SOURCE EXTRACT:
Date/Time
Date(s) - Sat 12 May 2018 - Sun 13 May 2018
All Day

Location
Psychosynthesis Trust


[N.B. This event is likely to run again spring 2019, details to be posted once finalised]

Metaphor is an intensely rich area of imaginative life. In the ability of metaphors to carry meaning from the known to the unknown, the conscious to the unconscious, they point toward the very heart of psychotherapeutic process. In this third in a series of workshops on ‘wild imagination’, we will explore the application of metaphors in clinical practice as well as the root metaphors embedded within psychological theory.

The weekend will critique the limitations of technological metaphors hidden in much of therapeutic language. Ecological metaphors will be introduced that better convey the wildness and irregularity of human experience. In particular, we will draw upon the integration of psychotherapy with chaos theory and fractal geometry, contemporary perspectives which have emerged from the modelling of natural systems, such as cloud formations, lightning pathways and the beatings of the human heart.

The seminar will support you to:

  • Speak, think and see through metaphor, avoiding the dangers of concrete and literal language, thinking and perception.
  • Work with ‘living metaphor’ from immediate experience in client fantasies, feelings, body sensations and gestures.
  • Notice fractal patterns as metaphors of wholeness.
  • Use the idea of a ‘fractal psyche’ to ground therapeutic insights in everyday life.
  • Apply nonlinear perspectives from chaos theory to the therapeutic relationship, development and healing.

 

Theoretical presentation will be grounded in clinical case study discussion, therapist-client role-play, experiential encounters with the local landscape and through attending to the group (i.e. yourself, others and the leader) as a nonlinear system.

Further information:

Mind-as-machine metaphors are woven into our everyday language. To speak of feeling ‘shut down’ or having ‘blown a gasket’; to consider our personality as an assemblage of component ‘parts’ -these colloquial usages are rooted in a common-sense assumption of a mechanical world, which has become internalised by the shaping of psychological theory firstly by mechanical and later computational metaphors. For example, Freud’s psychodynamic theory, still very much in use today, rests upon the then cutting-edge hydrodynamic technology of the early 1900s, the steam engine. Technology has captured our imaginations and our very sense of self. But human beings are complex creatures embedded within a biosphere quite unlike the static, linear and controllable paradigm of mechanical technology. We are not machines and clinical practice is often anything but mechanical.

Two key areas will be covered:

-living metaphors at the edge of chaos:

how by drawing on chaos theory we can view client symptoms as finely balanced, dynamic systems of complex forces; how in the zone between disorder and stability known as ‘the edge of chaos’ a tiny event can trigger significant ‘phase change’ (such as when boiling water turns into steam); we will explore the holistic sensitivity required to detect the spontaneous arising of these tiny events in the fantasies, feelings, bodily symptoms and gestures of ‘living metaphor’ – metaphors from immediate experience prior to conceptualisation and the dead-hand of generalised theory.

(Document structure recognition data)
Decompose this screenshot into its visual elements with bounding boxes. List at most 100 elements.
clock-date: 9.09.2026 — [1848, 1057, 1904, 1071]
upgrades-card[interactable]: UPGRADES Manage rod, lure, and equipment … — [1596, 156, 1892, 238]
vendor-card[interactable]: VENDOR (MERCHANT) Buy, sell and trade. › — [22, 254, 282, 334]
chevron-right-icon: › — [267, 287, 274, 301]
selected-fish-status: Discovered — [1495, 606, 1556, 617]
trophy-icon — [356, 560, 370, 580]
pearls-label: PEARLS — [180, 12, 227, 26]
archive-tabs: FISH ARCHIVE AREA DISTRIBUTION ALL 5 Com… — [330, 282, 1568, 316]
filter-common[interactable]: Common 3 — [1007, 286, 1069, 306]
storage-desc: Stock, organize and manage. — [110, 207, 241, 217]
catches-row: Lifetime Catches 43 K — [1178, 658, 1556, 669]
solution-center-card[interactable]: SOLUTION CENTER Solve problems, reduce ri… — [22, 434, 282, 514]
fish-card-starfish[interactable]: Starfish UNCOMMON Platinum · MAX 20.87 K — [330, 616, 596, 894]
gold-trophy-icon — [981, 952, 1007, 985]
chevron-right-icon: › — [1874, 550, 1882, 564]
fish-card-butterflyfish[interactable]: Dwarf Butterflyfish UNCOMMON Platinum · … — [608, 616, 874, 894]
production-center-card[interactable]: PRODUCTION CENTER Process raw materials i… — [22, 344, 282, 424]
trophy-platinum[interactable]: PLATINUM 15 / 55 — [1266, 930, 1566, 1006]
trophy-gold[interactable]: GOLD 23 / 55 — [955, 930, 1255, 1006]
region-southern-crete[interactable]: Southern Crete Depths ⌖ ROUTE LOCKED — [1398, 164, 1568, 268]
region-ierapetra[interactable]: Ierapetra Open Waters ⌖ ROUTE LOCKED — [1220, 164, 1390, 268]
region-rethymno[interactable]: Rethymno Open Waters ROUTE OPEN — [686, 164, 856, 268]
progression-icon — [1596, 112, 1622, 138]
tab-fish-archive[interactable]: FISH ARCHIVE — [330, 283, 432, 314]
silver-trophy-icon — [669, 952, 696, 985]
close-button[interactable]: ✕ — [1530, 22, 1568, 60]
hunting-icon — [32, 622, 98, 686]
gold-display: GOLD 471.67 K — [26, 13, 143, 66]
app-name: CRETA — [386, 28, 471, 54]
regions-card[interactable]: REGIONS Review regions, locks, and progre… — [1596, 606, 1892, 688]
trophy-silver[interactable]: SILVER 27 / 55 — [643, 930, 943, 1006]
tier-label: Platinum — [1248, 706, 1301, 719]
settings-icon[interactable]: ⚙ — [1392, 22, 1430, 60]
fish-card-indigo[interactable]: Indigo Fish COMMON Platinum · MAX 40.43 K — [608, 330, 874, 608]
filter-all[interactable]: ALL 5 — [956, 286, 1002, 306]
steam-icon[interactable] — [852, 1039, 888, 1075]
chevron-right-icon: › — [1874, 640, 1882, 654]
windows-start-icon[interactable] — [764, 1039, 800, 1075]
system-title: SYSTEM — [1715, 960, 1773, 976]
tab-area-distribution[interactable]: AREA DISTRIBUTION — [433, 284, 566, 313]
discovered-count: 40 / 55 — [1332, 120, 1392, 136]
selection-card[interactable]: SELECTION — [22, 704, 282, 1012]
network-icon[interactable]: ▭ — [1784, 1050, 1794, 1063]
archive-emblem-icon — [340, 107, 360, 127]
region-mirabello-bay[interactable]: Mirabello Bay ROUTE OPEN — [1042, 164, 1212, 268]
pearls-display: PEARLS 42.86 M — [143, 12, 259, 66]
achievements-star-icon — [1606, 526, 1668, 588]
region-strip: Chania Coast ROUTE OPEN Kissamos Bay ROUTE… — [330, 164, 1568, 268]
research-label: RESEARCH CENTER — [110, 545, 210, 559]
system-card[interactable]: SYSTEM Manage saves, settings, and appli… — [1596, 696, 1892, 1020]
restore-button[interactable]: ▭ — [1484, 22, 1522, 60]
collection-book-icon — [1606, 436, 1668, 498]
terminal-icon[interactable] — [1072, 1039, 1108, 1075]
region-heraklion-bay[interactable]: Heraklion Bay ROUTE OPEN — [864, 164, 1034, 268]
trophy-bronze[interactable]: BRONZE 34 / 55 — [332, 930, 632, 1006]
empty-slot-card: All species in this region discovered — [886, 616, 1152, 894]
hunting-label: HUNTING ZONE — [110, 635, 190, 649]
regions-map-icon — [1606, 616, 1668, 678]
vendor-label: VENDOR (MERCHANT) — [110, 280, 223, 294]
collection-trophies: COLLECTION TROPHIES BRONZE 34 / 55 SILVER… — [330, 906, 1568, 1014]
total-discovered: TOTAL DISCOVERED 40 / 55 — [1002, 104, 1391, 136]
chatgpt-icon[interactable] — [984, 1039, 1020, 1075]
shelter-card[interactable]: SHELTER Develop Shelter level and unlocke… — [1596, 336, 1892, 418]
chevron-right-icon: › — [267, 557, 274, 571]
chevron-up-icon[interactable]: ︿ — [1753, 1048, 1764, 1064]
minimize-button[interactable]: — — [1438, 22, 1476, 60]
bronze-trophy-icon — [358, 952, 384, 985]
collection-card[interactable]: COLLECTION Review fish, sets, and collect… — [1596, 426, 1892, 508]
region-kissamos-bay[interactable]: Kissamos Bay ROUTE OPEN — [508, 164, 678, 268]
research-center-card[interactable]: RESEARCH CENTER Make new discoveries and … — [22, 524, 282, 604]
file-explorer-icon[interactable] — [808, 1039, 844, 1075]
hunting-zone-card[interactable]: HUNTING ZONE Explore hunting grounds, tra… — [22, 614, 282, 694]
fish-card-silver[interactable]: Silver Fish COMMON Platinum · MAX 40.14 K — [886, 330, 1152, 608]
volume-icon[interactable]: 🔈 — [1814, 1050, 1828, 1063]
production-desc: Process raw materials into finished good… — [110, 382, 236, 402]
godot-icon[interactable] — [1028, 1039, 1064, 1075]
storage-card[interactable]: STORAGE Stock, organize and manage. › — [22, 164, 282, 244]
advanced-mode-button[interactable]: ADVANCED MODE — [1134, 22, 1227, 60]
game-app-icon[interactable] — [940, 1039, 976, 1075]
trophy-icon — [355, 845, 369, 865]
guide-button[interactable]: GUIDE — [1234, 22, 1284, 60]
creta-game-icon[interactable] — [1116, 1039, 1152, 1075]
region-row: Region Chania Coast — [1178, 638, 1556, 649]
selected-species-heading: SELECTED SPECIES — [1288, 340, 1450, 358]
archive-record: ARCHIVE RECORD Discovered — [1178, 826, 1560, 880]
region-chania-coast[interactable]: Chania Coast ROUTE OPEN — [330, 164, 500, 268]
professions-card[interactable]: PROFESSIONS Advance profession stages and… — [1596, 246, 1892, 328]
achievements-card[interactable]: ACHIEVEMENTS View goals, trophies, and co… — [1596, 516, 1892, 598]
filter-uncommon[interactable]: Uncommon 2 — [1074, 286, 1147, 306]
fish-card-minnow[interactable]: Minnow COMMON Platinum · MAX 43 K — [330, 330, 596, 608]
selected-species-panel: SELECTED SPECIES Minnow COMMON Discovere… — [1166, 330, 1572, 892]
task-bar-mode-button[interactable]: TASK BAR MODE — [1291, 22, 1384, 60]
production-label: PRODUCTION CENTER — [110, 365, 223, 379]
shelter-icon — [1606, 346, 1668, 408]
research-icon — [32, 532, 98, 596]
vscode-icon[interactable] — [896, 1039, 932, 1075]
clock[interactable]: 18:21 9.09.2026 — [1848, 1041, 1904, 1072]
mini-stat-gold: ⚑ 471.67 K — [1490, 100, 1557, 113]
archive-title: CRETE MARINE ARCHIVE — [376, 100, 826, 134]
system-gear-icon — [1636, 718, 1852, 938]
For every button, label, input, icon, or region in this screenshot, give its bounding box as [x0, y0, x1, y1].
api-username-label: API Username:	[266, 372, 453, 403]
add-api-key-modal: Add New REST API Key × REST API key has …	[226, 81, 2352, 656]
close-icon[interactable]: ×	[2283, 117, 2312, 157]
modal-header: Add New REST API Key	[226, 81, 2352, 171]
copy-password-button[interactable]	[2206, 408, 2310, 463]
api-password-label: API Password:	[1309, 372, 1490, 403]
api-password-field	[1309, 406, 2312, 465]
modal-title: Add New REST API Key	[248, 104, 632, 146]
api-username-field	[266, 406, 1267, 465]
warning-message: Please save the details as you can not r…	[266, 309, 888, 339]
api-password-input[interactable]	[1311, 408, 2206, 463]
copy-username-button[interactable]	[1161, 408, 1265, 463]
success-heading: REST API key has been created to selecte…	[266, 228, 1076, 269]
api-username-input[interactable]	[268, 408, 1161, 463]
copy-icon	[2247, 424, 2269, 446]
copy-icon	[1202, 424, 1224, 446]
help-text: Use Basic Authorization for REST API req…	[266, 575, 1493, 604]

PROBLEM DETAILS: Copy the workshop description word for word, from "The seminar will" up to and including "thinking and perception.". You won't need the data.

WRITTEN RESPONSE:
The seminar will support you to:

  • Speak, think and see through metaphor, avoiding the dangers of concrete and literal language, thinking and perception.